_INSTRUCTION_: Copy each line holding the string "TradingView".

Dataset rows:
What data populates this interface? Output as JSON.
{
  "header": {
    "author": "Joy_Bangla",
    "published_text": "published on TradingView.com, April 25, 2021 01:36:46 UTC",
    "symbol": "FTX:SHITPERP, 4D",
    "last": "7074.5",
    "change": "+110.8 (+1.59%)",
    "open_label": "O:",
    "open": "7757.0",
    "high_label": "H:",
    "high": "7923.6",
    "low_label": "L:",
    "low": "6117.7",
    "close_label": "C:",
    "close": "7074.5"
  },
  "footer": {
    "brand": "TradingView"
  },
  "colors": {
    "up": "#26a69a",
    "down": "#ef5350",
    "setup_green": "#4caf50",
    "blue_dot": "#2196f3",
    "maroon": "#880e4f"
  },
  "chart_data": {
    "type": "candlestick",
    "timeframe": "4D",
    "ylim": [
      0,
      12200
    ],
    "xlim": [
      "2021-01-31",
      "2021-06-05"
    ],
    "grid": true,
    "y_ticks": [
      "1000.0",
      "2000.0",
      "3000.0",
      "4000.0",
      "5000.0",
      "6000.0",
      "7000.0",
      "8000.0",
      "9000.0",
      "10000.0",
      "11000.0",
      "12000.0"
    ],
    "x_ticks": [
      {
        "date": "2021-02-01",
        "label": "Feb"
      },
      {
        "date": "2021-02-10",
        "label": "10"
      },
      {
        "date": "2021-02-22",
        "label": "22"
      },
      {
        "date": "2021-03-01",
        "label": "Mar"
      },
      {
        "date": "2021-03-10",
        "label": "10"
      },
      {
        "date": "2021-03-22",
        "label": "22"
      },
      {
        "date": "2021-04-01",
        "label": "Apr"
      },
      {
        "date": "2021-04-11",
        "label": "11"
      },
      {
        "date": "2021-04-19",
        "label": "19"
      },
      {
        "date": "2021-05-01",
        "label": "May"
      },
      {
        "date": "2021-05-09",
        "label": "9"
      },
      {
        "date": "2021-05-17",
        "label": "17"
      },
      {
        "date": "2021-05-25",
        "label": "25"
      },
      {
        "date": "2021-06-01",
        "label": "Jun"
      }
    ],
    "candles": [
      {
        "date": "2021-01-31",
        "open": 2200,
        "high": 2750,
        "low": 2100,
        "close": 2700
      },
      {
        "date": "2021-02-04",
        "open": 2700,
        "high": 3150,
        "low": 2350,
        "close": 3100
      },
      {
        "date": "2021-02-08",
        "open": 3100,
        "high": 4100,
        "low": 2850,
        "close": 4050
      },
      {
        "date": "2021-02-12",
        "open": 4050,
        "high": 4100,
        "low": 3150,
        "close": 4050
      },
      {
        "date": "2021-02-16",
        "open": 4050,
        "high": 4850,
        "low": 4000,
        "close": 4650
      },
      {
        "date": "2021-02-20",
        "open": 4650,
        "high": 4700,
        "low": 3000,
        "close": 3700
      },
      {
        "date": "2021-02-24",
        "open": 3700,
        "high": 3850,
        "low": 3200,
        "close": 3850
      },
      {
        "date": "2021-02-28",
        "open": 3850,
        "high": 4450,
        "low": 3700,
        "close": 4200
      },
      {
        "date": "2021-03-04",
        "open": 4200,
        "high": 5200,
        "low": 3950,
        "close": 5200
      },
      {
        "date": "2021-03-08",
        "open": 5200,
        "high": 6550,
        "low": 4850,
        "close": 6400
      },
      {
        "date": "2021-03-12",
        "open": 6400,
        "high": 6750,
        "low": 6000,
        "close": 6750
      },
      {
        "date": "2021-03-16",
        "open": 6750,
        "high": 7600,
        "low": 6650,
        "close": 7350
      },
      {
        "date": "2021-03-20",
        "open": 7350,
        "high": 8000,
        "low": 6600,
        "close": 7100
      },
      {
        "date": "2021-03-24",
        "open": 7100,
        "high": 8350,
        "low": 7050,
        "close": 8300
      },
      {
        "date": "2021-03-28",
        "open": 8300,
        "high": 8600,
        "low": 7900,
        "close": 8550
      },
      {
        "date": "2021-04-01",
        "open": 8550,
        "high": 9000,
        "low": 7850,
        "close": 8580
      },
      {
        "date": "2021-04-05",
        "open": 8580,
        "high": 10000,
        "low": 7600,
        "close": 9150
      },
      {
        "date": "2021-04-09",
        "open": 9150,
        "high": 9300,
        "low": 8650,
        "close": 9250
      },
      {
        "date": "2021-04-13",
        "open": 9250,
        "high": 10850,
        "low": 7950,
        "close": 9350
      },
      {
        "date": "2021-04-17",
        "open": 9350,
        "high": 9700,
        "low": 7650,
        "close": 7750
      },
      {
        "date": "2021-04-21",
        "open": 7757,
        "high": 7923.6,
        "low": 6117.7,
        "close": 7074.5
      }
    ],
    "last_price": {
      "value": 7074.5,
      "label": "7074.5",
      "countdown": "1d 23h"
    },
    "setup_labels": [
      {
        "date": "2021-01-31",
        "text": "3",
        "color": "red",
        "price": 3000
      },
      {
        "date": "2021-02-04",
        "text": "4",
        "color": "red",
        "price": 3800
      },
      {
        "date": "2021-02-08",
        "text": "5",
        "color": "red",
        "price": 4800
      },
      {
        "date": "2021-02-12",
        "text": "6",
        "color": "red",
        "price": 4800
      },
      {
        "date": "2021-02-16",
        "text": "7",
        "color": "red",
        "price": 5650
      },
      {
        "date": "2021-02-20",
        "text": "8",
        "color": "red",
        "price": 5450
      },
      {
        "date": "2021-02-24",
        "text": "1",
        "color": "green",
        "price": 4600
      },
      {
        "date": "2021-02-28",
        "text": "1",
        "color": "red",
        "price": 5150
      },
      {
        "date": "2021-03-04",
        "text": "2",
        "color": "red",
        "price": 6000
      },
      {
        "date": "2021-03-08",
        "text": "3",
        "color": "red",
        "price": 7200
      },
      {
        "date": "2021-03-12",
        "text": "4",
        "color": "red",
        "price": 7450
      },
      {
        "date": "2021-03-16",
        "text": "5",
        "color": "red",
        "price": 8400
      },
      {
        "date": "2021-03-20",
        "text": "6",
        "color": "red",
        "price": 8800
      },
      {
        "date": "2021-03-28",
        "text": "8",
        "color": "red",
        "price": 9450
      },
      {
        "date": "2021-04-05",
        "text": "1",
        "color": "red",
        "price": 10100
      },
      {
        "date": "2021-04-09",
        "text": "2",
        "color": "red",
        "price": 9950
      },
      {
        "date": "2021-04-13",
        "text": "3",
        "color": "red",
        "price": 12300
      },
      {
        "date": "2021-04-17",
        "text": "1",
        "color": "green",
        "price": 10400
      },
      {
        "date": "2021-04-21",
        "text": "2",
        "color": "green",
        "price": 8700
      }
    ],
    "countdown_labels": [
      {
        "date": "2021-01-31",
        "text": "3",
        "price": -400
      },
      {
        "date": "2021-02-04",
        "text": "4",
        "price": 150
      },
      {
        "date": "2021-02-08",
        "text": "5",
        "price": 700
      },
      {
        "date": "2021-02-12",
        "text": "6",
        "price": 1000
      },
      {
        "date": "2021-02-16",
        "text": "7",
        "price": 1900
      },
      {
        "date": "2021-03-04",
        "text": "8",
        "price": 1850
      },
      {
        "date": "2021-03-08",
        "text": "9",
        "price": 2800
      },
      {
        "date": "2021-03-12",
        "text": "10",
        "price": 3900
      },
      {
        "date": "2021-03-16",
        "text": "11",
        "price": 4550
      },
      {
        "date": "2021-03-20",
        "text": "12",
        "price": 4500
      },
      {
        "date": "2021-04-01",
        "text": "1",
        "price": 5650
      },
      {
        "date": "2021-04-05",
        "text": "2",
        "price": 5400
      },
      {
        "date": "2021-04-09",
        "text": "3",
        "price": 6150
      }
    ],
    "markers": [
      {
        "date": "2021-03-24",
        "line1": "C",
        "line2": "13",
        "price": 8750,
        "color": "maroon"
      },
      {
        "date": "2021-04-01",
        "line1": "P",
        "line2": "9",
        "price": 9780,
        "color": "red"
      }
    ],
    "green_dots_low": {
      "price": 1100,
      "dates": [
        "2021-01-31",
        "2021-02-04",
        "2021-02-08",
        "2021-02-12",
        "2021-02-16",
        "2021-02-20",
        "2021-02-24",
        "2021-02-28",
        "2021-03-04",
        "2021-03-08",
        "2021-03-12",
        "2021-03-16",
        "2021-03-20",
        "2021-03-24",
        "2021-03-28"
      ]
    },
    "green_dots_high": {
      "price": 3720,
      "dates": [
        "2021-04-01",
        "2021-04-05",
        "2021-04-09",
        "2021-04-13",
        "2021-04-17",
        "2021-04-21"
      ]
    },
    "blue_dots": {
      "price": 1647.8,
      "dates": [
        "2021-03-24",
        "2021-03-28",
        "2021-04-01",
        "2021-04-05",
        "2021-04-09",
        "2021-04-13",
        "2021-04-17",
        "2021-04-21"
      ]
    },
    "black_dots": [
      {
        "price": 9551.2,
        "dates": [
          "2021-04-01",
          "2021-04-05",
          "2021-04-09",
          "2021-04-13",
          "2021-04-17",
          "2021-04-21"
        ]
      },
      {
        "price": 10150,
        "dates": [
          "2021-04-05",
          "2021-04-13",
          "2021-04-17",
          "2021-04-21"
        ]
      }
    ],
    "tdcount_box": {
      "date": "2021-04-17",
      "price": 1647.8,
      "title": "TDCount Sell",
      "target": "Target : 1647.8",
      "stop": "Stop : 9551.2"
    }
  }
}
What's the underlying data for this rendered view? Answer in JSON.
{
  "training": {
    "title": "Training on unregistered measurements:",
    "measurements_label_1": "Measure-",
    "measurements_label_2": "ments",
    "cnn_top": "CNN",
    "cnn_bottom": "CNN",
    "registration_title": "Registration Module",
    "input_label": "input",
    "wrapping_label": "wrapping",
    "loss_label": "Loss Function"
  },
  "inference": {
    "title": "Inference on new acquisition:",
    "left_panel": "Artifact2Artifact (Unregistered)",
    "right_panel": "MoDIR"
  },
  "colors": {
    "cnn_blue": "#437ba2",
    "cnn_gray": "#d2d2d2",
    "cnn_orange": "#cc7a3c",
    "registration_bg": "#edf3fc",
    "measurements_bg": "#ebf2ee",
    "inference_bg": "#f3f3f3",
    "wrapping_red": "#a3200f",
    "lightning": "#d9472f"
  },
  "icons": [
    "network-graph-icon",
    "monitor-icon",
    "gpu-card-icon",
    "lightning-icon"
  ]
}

_FULL RESPONSE_:
    "published_text": "published on TradingView.com, April 25, 2021 01:36:46 UTC",
    "brand": "TradingView"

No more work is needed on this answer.